The exercise asks for every line of the data to be reproduced exactly.

─── Data in this exercise

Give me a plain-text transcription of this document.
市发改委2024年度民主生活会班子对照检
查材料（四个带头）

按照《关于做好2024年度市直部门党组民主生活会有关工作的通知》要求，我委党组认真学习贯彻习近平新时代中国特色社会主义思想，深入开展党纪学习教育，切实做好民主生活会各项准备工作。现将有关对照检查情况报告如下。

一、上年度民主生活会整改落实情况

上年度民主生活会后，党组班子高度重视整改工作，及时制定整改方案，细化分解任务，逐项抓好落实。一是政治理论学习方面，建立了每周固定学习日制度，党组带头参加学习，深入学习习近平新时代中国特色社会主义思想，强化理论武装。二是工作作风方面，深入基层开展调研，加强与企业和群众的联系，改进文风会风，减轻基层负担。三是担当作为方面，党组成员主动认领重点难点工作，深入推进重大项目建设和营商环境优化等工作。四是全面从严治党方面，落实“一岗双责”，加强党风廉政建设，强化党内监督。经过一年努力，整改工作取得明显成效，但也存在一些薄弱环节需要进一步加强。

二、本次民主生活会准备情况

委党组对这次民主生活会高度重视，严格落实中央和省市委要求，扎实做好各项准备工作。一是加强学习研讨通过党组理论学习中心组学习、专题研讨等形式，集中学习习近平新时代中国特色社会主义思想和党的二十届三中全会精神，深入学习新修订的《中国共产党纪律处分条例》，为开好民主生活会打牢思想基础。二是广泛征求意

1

──────

Written response:
Give me a plain-text transcription of this document.
市发改委2024年度民主生活会班子对照检
查材料（四个带头）

按照《关于做好2024年度市直部门党组民主生活会有关工作的通知》要求，我委党组认真学习贯彻习近平新时代中国特色社会主义思想，深入开展党纪学习教育，切实做好民主生活会各项准备工作。现将有关对照检查情况报告如下。

一、上年度民主生活会整改落实情况

上年度民主生活会后，党组班子高度重视整改工作，及时制定整改方案，细化分解任务，逐项抓好落实。一是政治理论学习方面，建立了每周固定学习日制度，党组带头参加学习，深入学习习近平新时代中国特色社会主义思想，强化理论武装。二是工作作风方面，深入基层开展调研，加强与企业和群众的联系，改进文风会风，减轻基层负担。三是担当作为方面，党组成员主动认领重点难点工作，深入推进重大项目建设和营商环境优化等工作。四是全面从严治党方面，落实“一岗双责”，加强党风廉政建设，强化党内监督。经过一年努力，整改工作取得明显成效，但也存在一些薄弱环节需要进一步加强。

二、本次民主生活会准备情况

委党组对这次民主生活会高度重视，严格落实中央和省市委要求，扎实做好各项准备工作。一是加强学习研讨通过党组理论学习中心组学习、专题研讨等形式，集中学习习近平新时代中国特色社会主义思想和党的二十届三中全会精神，深入学习新修订的《中国共产党纪律处分条例》，为开好民主生活会打牢思想基础。二是广泛征求意

1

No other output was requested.